Write out the material exactly, without any of its pictures.
** START OF DATA TO USE **
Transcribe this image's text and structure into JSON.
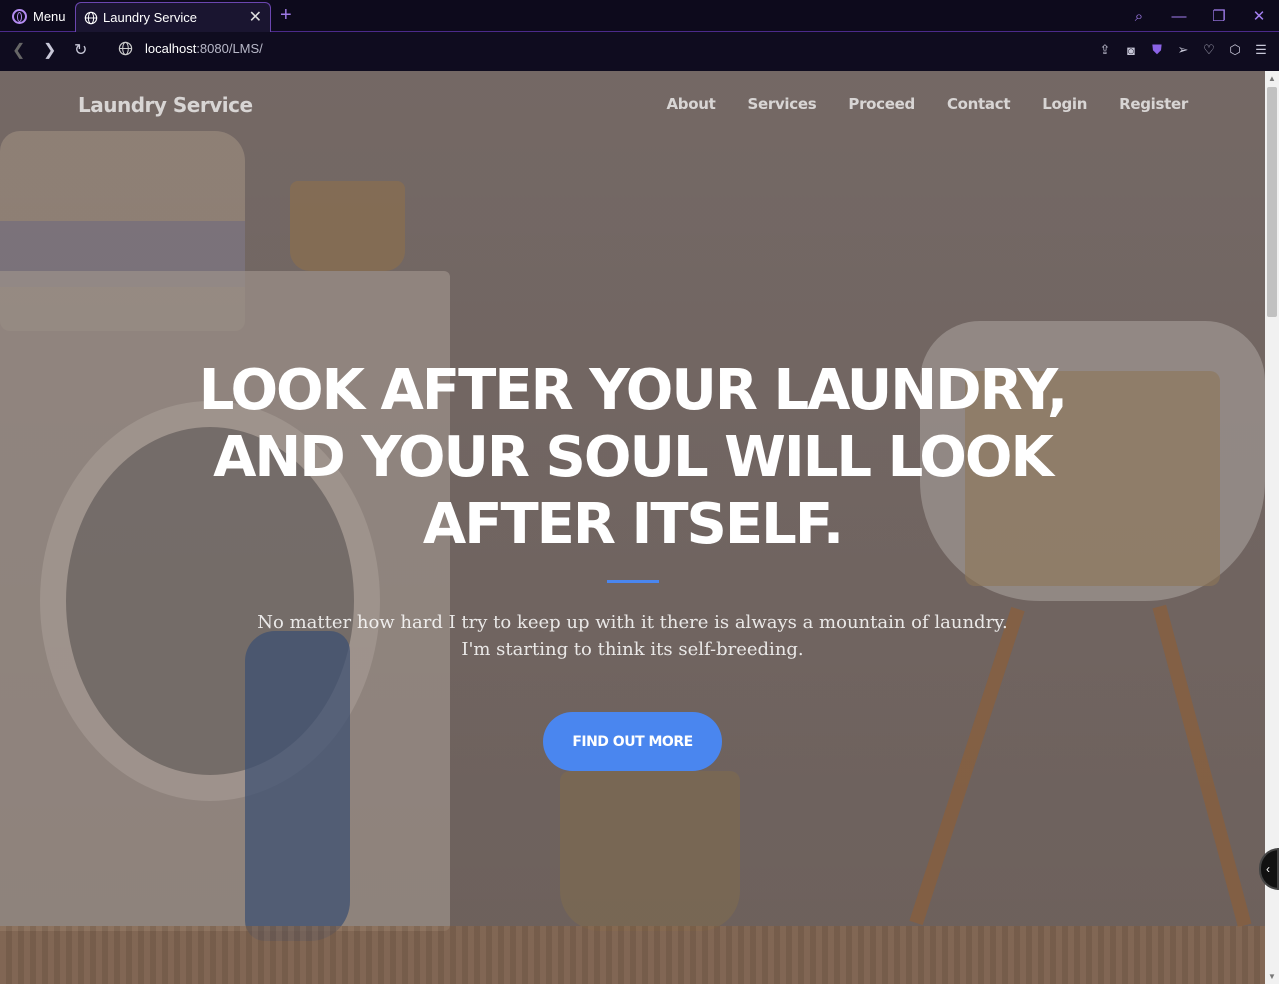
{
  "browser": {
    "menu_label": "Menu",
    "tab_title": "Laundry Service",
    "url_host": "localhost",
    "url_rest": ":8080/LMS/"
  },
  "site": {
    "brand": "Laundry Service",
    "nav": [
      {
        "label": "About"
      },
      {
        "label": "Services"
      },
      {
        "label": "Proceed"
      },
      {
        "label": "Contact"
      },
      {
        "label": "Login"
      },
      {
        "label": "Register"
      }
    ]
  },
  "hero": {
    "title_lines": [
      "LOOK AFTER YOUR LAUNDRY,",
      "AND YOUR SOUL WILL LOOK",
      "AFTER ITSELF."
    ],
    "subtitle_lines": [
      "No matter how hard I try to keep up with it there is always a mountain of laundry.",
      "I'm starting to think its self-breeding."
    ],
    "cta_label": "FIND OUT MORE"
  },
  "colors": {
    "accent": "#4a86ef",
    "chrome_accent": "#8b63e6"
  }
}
** END OF DATA TO USE **
§ **EXERCISE RESPONSE**
Transcribe this image's text and structure into JSON.
{
  "browser": {
    "menu_label": "Menu",
    "tab_title": "Laundry Service",
    "url_host": "localhost",
    "url_rest": ":8080/LMS/"
  },
  "site": {
    "brand": "Laundry Service",
    "nav": [
      {
        "label": "About"
      },
      {
        "label": "Services"
      },
      {
        "label": "Proceed"
      },
      {
        "label": "Contact"
      },
      {
        "label": "Login"
      },
      {
        "label": "Register"
      }
    ]
  },
  "hero": {
    "title_lines": [
      "LOOK AFTER YOUR LAUNDRY,",
      "AND YOUR SOUL WILL LOOK",
      "AFTER ITSELF."
    ],
    "subtitle_lines": [
      "No matter how hard I try to keep up with it there is always a mountain of laundry.",
      "I'm starting to think its self-breeding."
    ],
    "cta_label": "FIND OUT MORE"
  },
  "colors": {
    "accent": "#4a86ef",
    "chrome_accent": "#8b63e6"
  }
}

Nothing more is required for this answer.